▶ _Required tasks_
A) List every item of clothing that the post below says the children put on before going outside.
B) In the post below, reproduce word for word the passage between "Some of the" and "gaggle of boys.", inclusive.

▶ _Text extract_
Today I tried something new. We usually get all dressed to go outside and play in the field, but today, I tried something new. It wasn’t a big change. It wasn’t awe inspiring or even all that brilliant. However, I tried this new thing, and it had results. You may think these results are not huge, but in my mind, they are BIG.
You see, we get dressed into our wellies and slickers, or our winter coats and our mitts (depending on the weather, and we go outside. We try to stop at “our” tree and look to see what it’s doing to get ready for winter (I’ll talk about those observations later). But today, we started at the carpet in our classroom and I asked a very basic question to these 4 and 5 year olds. I asked, “What’s your plan for outside?”
Instantly, hands shot up. (Yes, they have figured that out on their own) “I’m going to look for bugs and see if they are underground!” C said. “Ooh, lets see if they are getting ready to hibernate!” O mentioned. (Guess what we are exploring about for science). “Leaves! I want to find more leaves!” Y remarked excitedly.
Some of the munchkins just wanted to roll down the hills and that was just fine. That was their plan. Roll and run and see how rolling works. One wanted to hunt for earthworms, because he loves earthworms and wants to show his friends. A rallying cry of “Freeze Tag!” was called by a gaggle of boys.
I realized in that moment that I had underestimated these small geniuses again. We hadn’t ever verbalized our ideas for outside explorations, yet they were teeming with ideas of what to do and look for. They were thinking. Really thinking and figuring it out in their heads with their prior knowledge of our outdoor space. Imagine if I asked that before “centers” time or when they came inside every day. Oh, the possibilities in the planning mind of a 4 or 5 year old.

▶ _Data section_
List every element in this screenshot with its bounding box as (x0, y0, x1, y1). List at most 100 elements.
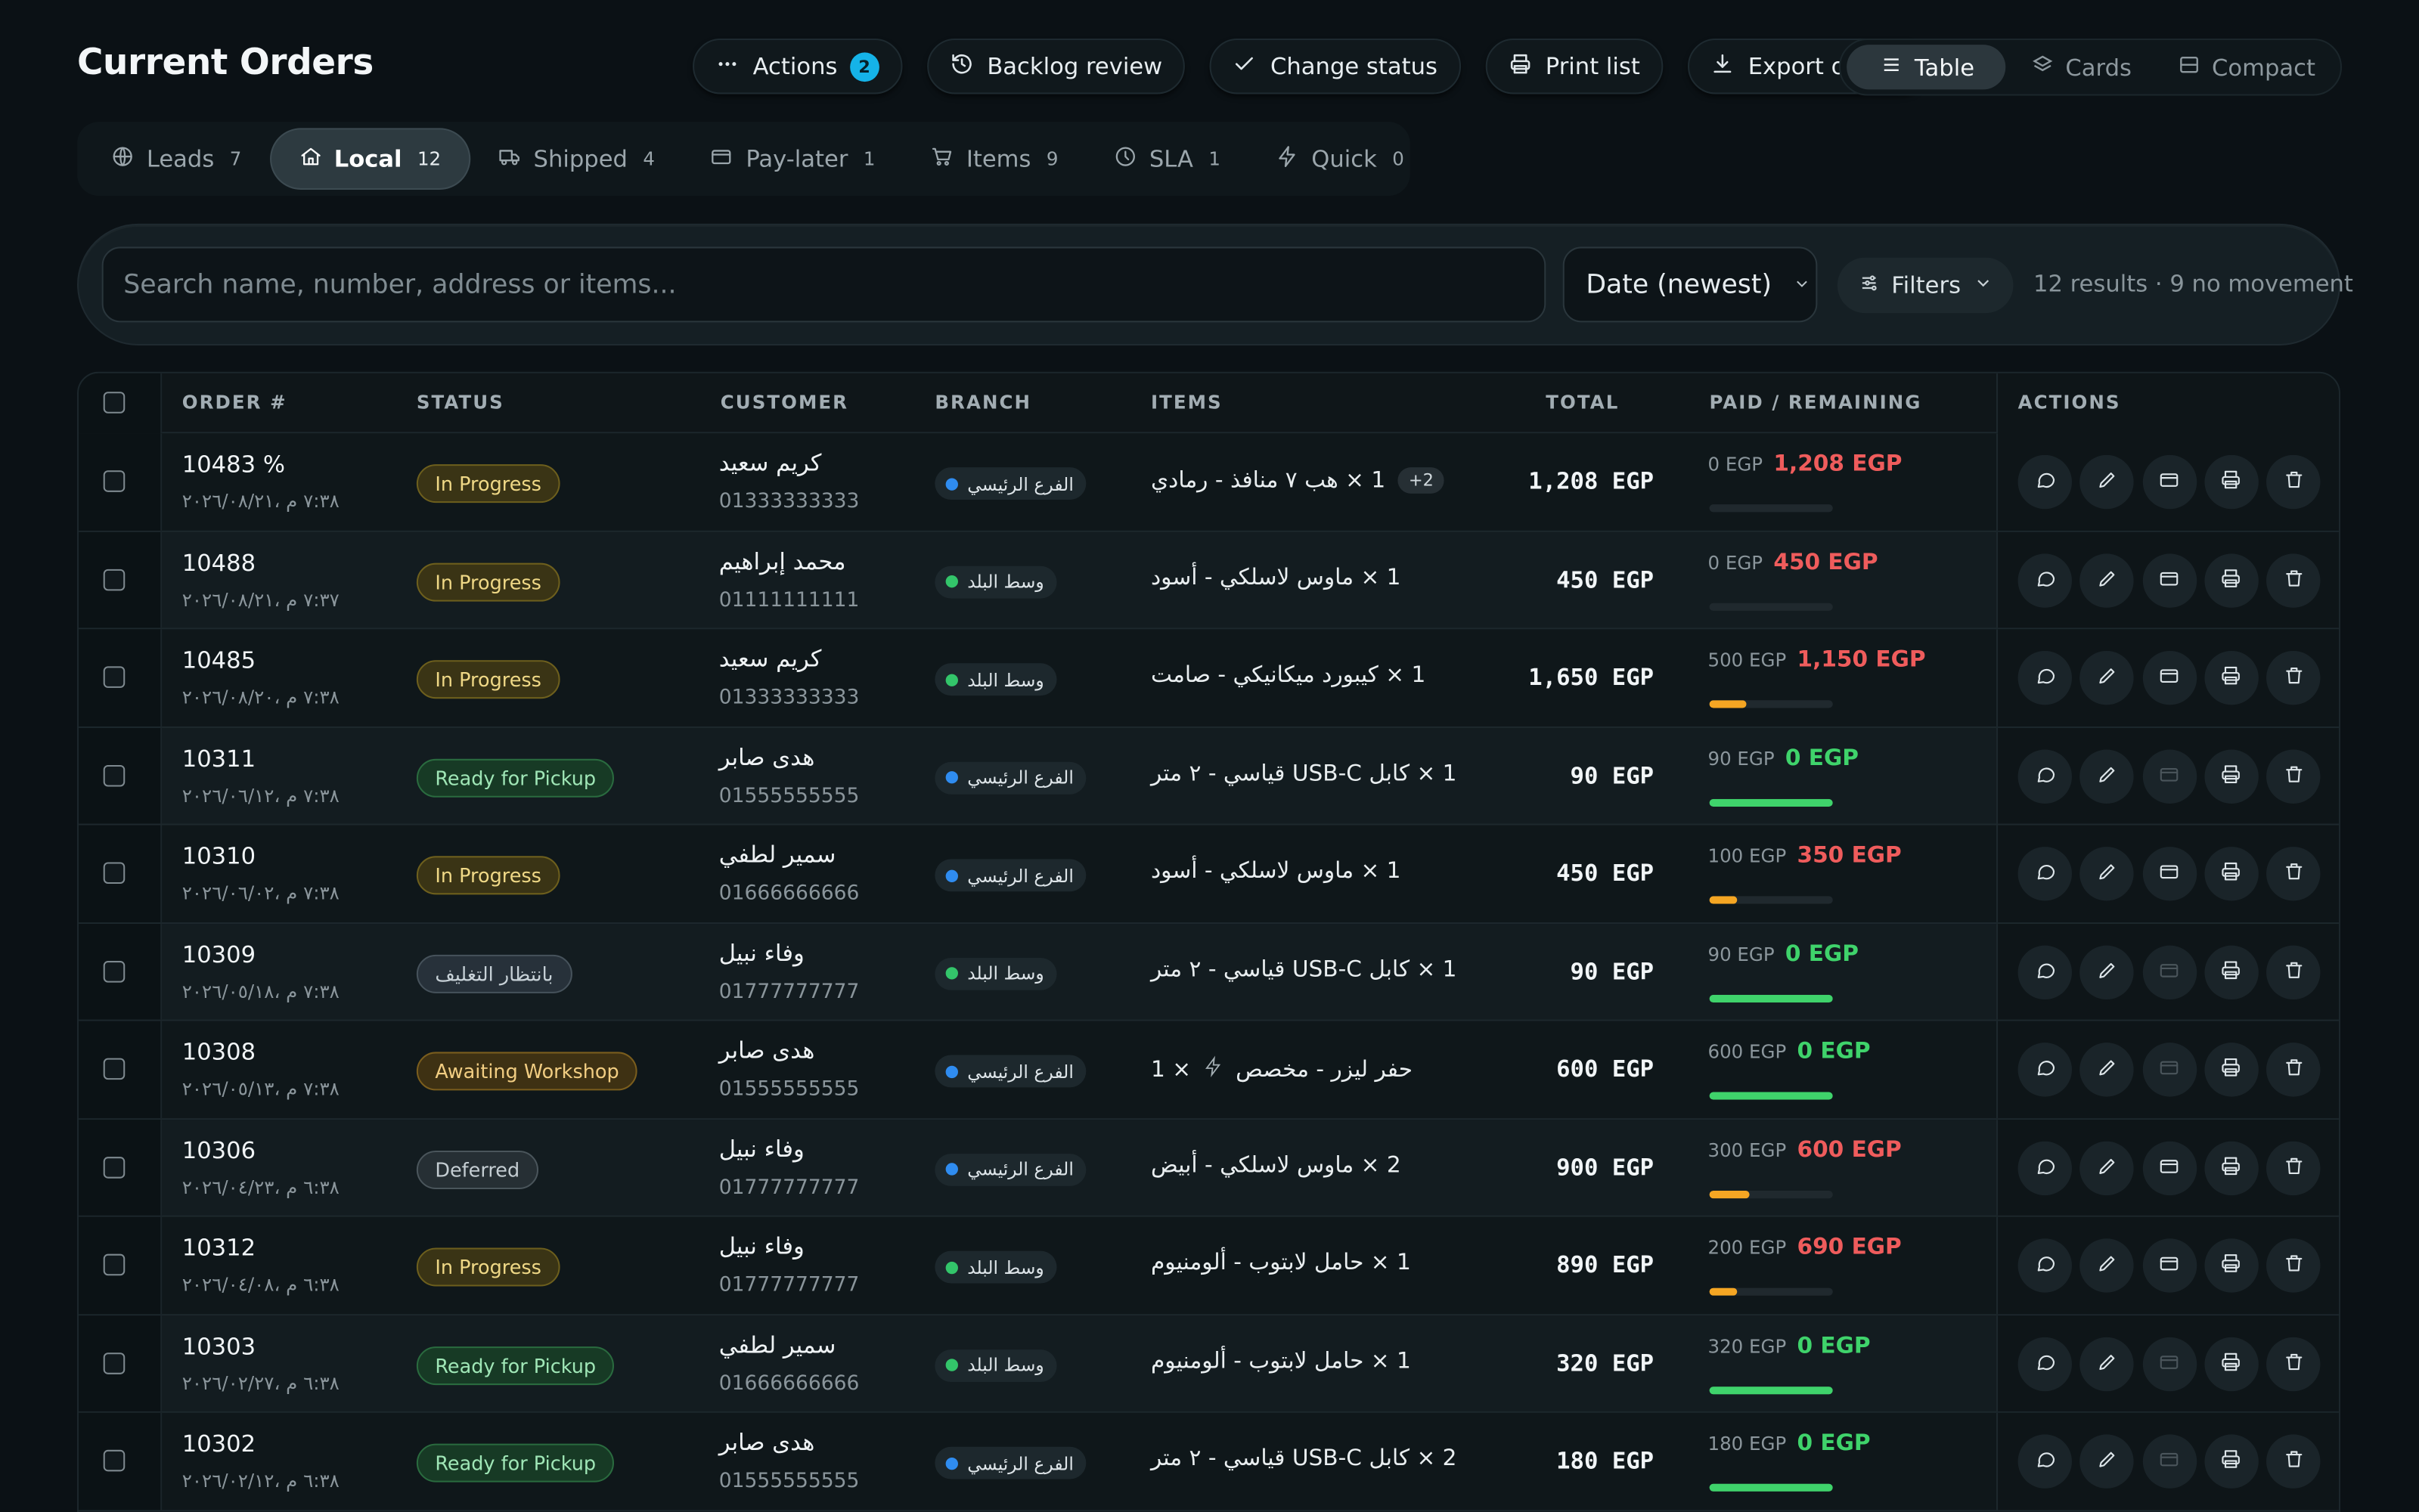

▶ _Results_
A) wellies, slickers, winter coats, mitts

B)
Some of the munchkins just wanted to roll down the hills and that was just fine. That was their plan. Roll and run and see how rolling works. One wanted to hunt for earthworms, because he loves earthworms and wants to show his friends. A rallying cry of “Freeze Tag!” was called by a gaggle of boys.